**WHAT IS ASKED:** Edit the records below by changing each "legend-swatch" to "legend-key" and keeping every other line the same. Leave out the pictures when you write them back.

**INPUT RECORDS:**
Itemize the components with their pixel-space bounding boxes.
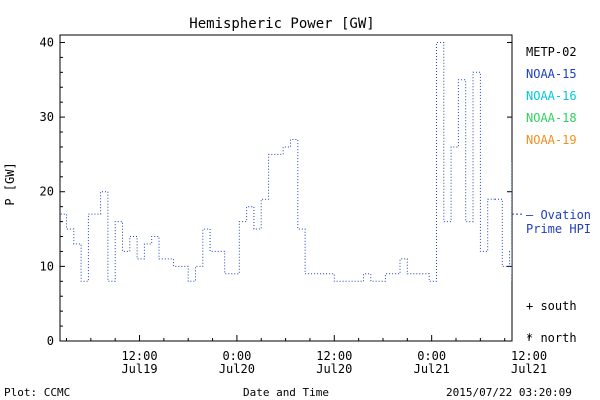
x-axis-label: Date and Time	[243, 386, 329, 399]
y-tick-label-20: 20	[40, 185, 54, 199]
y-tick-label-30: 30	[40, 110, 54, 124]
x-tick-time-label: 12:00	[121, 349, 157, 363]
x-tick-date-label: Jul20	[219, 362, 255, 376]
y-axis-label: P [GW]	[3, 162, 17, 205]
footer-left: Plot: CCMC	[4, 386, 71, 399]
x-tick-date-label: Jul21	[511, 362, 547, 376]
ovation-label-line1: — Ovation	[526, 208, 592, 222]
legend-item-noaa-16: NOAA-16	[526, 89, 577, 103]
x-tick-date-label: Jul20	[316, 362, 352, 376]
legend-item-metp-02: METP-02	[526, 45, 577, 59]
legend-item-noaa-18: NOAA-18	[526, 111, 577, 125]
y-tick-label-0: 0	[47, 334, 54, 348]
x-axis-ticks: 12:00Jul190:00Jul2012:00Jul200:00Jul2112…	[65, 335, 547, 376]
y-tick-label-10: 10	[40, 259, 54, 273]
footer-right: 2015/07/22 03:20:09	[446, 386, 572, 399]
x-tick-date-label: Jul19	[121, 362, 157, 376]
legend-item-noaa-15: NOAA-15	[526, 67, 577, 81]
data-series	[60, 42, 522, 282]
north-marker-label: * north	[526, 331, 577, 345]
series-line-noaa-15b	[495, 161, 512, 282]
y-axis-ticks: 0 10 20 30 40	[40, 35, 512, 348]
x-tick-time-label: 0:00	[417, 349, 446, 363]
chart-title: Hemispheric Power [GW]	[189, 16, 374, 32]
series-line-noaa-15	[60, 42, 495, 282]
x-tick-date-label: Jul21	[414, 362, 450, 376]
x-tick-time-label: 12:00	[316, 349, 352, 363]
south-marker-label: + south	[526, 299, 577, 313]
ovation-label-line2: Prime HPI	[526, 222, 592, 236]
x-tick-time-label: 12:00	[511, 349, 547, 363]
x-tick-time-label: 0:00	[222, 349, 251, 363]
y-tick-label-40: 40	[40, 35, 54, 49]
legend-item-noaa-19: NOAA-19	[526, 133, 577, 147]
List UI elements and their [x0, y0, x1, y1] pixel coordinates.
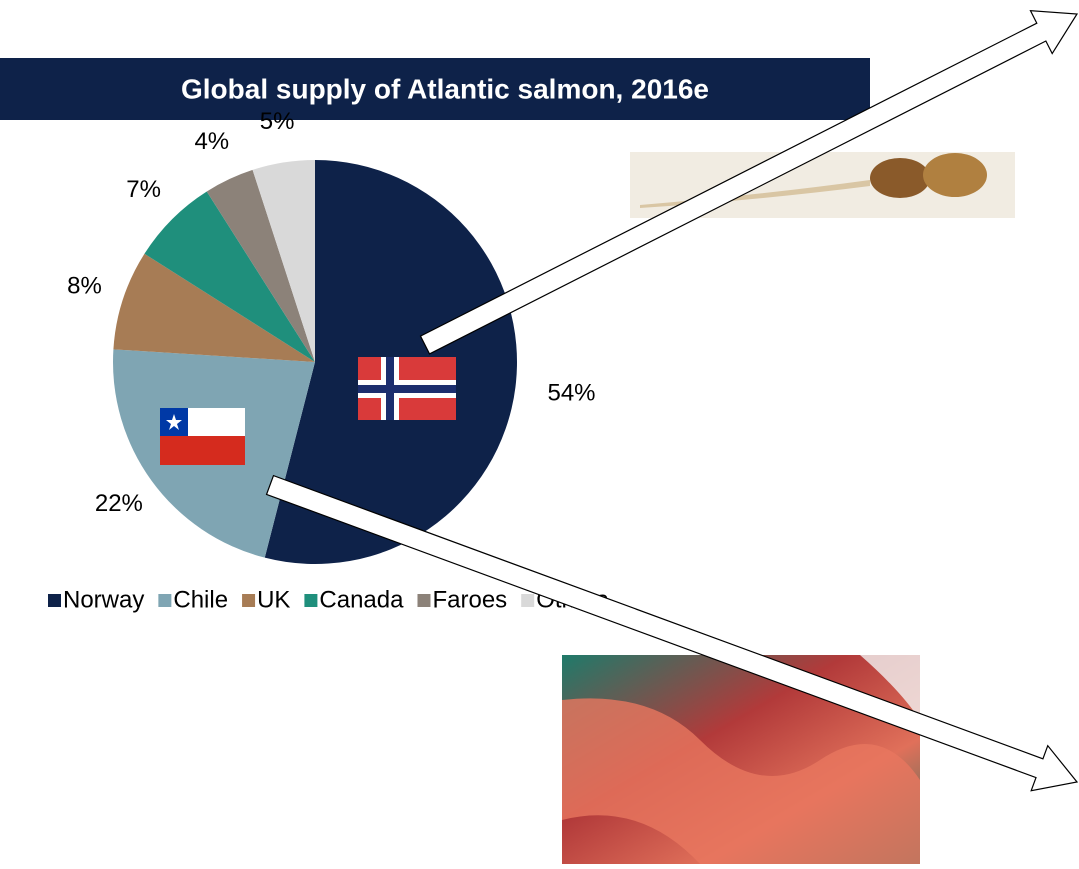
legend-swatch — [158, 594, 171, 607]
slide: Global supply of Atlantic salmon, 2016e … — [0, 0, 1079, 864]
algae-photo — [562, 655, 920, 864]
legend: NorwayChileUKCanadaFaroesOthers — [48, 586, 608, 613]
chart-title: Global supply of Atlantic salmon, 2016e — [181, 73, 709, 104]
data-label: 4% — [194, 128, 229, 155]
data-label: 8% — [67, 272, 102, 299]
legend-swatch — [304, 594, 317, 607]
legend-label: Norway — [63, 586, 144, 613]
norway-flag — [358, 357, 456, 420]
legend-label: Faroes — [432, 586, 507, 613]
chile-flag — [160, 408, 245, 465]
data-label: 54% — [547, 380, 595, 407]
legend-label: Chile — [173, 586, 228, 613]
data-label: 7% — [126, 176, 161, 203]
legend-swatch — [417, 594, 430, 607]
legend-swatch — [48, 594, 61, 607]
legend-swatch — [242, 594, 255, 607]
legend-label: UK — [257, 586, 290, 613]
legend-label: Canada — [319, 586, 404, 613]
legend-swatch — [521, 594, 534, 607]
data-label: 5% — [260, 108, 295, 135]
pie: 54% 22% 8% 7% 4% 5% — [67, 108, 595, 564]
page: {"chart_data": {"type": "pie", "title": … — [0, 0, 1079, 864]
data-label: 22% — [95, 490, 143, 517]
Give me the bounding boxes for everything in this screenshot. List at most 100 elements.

**SOLUTION TO THE PROBLEM:**
Itemize the components with their pixel-space bounding boxes.
x-axis-label: Date and Time	[243, 386, 329, 399]
y-tick-label-20: 20	[40, 185, 54, 199]
y-tick-label-30: 30	[40, 110, 54, 124]
x-tick-time-label: 12:00	[121, 349, 157, 363]
x-tick-date-label: Jul20	[219, 362, 255, 376]
y-axis-label: P [GW]	[3, 162, 17, 205]
footer-left: Plot: CCMC	[4, 386, 71, 399]
x-tick-date-label: Jul21	[511, 362, 547, 376]
ovation-label-line1: — Ovation	[526, 208, 592, 222]
legend-item-noaa-16: NOAA-16	[526, 89, 577, 103]
x-tick-date-label: Jul20	[316, 362, 352, 376]
legend-item-metp-02: METP-02	[526, 45, 577, 59]
legend-item-noaa-18: NOAA-18	[526, 111, 577, 125]
y-tick-label-0: 0	[47, 334, 54, 348]
x-axis-ticks: 12:00Jul190:00Jul2012:00Jul200:00Jul2112…	[65, 335, 547, 376]
y-tick-label-10: 10	[40, 259, 54, 273]
footer-right: 2015/07/22 03:20:09	[446, 386, 572, 399]
x-tick-date-label: Jul19	[121, 362, 157, 376]
legend-item-noaa-15: NOAA-15	[526, 67, 577, 81]
data-series	[60, 42, 522, 282]
north-marker-label: * north	[526, 331, 577, 345]
series-line-noaa-15b	[495, 161, 512, 282]
y-axis-ticks: 0 10 20 30 40	[40, 35, 512, 348]
x-tick-time-label: 0:00	[417, 349, 446, 363]
chart-title: Hemispheric Power [GW]	[189, 16, 374, 32]
series-line-noaa-15	[60, 42, 495, 282]
x-tick-date-label: Jul21	[414, 362, 450, 376]
x-tick-time-label: 12:00	[316, 349, 352, 363]
south-marker-label: + south	[526, 299, 577, 313]
ovation-label-line2: Prime HPI	[526, 222, 592, 236]
x-tick-time-label: 12:00	[511, 349, 547, 363]
x-tick-time-label: 0:00	[222, 349, 251, 363]
y-tick-label-40: 40	[40, 35, 54, 49]
legend-item-noaa-19: NOAA-19	[526, 133, 577, 147]
List UI elements and their [x0, y0, x1, y1] pixel coordinates.
legend-key — [158, 594, 171, 607]
slide: Global supply of Atlantic salmon, 2016e … — [0, 0, 1079, 864]
algae-photo — [562, 655, 920, 864]
legend: NorwayChileUKCanadaFaroesOthers — [48, 586, 608, 613]
chart-title: Global supply of Atlantic salmon, 2016e — [181, 73, 709, 104]
data-label: 4% — [194, 128, 229, 155]
data-label: 8% — [67, 272, 102, 299]
legend-key — [304, 594, 317, 607]
legend-label: Norway — [63, 586, 144, 613]
norway-flag — [358, 357, 456, 420]
legend-label: Faroes — [432, 586, 507, 613]
chile-flag — [160, 408, 245, 465]
data-label: 54% — [547, 380, 595, 407]
legend-label: Chile — [173, 586, 228, 613]
data-label: 7% — [126, 176, 161, 203]
legend-key — [417, 594, 430, 607]
legend-key — [48, 594, 61, 607]
legend-key — [242, 594, 255, 607]
legend-label: UK — [257, 586, 290, 613]
legend-label: Canada — [319, 586, 404, 613]
legend-key — [521, 594, 534, 607]
data-label: 5% — [260, 108, 295, 135]
pie: 54% 22% 8% 7% 4% 5% — [67, 108, 595, 564]
page: {"chart_data": {"type": "pie", "title": … — [0, 0, 1079, 864]
data-label: 22% — [95, 490, 143, 517]
Give me the bounding boxes for everything in this screenshot. List at most 100 elements.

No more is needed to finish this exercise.